Using the data below, determine the number of lines that include the string "with". Write only that number.
## START
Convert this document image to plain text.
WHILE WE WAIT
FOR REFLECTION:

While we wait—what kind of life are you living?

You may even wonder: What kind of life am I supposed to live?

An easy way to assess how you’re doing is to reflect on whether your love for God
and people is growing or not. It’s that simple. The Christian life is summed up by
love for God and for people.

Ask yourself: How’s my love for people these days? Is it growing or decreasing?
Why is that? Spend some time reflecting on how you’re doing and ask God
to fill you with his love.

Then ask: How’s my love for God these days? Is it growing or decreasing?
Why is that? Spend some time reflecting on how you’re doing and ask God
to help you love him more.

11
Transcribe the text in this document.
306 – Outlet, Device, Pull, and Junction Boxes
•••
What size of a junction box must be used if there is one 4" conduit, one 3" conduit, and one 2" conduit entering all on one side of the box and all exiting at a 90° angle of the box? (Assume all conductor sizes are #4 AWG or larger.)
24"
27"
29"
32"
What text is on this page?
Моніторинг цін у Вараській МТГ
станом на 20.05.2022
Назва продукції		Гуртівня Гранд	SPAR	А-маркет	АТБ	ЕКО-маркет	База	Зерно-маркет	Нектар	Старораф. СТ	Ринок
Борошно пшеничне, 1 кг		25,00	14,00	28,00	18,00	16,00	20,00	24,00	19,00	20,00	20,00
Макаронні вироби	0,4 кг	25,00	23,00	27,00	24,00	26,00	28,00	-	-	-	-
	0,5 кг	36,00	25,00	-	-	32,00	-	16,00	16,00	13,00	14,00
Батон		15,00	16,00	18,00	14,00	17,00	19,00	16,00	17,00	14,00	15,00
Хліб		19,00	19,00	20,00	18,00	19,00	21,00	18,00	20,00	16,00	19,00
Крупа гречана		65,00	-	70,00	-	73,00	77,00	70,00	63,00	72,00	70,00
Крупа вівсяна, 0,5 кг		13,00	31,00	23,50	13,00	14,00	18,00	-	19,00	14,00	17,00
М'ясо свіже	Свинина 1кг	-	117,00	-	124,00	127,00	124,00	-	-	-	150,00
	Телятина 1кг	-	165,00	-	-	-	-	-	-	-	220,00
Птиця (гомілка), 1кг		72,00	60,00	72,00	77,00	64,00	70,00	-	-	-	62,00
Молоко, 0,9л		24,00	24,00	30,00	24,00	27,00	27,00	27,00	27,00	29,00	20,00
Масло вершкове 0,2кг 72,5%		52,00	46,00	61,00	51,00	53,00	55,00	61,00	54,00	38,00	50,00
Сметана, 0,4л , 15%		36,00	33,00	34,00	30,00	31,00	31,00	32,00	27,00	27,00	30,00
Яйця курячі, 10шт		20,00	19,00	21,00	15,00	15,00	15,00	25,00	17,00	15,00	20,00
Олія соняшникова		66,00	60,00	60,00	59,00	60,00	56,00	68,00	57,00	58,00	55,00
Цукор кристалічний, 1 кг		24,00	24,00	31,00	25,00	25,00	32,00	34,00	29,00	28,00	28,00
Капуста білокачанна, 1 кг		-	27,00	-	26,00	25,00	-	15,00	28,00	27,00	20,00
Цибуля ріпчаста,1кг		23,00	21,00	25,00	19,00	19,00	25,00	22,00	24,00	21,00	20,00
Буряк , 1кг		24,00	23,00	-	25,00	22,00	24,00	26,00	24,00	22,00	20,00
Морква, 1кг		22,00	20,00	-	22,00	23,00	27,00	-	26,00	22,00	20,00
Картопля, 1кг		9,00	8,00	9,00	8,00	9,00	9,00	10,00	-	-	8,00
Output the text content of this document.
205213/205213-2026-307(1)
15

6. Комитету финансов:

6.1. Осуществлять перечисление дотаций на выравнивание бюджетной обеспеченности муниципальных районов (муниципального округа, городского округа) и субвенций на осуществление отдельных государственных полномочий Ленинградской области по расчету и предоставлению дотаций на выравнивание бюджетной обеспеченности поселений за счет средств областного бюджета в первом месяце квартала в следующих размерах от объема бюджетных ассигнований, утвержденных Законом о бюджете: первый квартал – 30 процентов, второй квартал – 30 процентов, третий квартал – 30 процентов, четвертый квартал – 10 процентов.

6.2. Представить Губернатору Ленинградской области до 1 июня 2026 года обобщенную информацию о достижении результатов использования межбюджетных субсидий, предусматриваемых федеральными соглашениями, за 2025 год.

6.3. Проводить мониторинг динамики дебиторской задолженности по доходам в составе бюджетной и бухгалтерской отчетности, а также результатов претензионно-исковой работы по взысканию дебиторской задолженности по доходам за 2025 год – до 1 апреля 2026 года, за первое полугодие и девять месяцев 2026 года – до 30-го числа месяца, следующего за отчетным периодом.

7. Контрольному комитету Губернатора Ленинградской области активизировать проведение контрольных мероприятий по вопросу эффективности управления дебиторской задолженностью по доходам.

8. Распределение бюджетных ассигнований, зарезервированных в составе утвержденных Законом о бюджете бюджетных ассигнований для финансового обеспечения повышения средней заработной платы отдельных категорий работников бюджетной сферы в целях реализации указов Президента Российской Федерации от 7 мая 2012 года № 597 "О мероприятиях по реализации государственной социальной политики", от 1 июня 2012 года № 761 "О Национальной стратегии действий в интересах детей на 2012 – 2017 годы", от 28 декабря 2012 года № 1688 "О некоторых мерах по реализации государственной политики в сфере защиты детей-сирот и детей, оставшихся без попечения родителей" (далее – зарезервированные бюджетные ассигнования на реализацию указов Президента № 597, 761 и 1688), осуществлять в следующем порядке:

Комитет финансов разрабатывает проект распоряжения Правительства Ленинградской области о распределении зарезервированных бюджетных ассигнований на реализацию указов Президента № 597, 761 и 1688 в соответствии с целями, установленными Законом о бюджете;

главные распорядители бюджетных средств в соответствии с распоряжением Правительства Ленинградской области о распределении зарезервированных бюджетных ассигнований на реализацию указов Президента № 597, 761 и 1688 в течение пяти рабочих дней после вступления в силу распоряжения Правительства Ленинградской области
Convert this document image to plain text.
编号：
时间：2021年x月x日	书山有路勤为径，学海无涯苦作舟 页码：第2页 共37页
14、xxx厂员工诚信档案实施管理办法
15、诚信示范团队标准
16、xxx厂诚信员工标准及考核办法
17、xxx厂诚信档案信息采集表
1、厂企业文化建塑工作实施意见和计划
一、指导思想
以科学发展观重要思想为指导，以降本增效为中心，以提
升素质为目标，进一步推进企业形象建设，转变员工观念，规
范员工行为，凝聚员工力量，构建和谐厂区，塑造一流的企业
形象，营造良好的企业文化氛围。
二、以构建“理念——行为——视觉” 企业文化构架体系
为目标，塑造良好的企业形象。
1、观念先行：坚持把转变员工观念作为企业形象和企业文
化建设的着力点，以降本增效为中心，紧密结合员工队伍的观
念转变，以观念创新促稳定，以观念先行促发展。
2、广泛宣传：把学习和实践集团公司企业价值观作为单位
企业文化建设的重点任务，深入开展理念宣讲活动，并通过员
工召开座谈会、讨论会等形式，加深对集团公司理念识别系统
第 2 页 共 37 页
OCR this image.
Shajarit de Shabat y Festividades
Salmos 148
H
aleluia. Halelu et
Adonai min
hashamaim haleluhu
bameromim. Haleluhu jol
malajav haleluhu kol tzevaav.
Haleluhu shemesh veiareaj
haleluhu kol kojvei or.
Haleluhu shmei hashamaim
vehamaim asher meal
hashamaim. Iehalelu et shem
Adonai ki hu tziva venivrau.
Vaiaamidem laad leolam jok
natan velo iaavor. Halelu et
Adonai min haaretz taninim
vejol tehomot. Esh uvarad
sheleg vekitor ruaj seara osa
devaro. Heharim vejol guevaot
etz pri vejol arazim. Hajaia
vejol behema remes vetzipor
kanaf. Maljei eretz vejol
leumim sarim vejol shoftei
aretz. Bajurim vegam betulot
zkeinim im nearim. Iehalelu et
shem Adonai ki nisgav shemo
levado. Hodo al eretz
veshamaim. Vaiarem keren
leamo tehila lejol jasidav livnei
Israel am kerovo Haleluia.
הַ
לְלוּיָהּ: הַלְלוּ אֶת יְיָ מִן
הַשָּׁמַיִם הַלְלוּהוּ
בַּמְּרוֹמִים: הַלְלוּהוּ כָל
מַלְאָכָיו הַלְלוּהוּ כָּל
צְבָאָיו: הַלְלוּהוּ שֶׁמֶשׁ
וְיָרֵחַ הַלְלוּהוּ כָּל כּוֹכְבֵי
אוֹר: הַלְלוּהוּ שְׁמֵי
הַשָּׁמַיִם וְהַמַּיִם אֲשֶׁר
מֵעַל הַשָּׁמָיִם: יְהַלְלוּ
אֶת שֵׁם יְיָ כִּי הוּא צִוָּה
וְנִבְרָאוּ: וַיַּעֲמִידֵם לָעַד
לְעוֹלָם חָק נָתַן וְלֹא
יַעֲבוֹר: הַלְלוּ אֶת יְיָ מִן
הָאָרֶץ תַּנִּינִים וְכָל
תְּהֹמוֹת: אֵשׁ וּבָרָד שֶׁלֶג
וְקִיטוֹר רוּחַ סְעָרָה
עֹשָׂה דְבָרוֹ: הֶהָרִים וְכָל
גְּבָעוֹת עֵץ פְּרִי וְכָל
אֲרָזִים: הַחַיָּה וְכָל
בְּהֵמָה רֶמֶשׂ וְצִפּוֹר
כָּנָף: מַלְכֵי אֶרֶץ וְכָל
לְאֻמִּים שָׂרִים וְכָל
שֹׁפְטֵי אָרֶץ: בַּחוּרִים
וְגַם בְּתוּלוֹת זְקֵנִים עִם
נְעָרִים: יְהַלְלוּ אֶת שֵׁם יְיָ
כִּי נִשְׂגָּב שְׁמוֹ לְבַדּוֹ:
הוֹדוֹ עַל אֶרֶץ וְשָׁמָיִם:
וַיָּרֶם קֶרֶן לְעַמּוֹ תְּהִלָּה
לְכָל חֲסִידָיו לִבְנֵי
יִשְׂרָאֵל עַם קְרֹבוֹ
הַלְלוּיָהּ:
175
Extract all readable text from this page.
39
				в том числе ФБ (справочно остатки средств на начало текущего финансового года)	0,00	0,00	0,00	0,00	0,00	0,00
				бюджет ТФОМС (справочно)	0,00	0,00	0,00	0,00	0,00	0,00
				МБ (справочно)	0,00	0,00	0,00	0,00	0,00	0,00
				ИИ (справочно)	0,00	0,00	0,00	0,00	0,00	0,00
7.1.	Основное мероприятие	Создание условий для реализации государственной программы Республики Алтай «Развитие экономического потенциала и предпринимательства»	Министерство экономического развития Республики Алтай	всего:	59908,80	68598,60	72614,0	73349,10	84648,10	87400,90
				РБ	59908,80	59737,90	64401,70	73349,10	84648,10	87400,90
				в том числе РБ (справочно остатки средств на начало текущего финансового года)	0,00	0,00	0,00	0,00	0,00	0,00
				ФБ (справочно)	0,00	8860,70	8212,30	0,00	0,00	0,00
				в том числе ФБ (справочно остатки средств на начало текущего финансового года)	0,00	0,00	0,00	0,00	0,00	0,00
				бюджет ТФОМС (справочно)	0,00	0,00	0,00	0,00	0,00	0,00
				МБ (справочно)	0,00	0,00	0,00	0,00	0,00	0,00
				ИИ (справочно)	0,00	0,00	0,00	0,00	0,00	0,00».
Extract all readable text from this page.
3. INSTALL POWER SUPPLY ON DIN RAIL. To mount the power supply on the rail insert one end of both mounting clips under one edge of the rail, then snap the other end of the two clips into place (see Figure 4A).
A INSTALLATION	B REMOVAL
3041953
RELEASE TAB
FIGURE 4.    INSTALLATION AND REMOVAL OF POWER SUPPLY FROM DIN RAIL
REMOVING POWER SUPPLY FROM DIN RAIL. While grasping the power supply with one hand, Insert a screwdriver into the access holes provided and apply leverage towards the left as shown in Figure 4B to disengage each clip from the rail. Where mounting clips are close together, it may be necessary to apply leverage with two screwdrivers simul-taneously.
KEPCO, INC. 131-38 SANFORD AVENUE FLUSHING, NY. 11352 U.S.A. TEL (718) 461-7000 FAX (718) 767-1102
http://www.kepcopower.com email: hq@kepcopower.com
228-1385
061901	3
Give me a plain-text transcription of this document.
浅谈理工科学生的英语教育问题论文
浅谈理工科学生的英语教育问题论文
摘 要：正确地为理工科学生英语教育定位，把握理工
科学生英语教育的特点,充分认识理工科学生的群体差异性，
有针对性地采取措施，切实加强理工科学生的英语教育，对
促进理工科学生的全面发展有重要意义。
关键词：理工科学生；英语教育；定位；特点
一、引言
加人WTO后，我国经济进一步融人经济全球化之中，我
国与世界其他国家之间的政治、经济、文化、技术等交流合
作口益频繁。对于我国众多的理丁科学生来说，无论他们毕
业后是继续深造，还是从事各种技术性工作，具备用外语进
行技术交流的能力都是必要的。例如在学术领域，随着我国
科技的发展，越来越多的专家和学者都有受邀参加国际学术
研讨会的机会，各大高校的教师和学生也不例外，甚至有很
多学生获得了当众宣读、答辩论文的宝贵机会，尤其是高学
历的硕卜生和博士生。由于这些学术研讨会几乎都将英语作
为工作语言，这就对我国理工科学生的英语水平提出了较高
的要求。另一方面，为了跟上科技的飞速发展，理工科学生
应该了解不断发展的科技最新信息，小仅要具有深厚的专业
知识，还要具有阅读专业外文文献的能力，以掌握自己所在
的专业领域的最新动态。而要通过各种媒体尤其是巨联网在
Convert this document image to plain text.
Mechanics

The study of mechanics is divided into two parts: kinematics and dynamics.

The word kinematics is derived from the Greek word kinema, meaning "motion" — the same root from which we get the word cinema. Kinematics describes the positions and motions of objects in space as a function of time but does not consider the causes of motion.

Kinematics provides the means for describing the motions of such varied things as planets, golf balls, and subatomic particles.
## END
» **Result of this task**: 2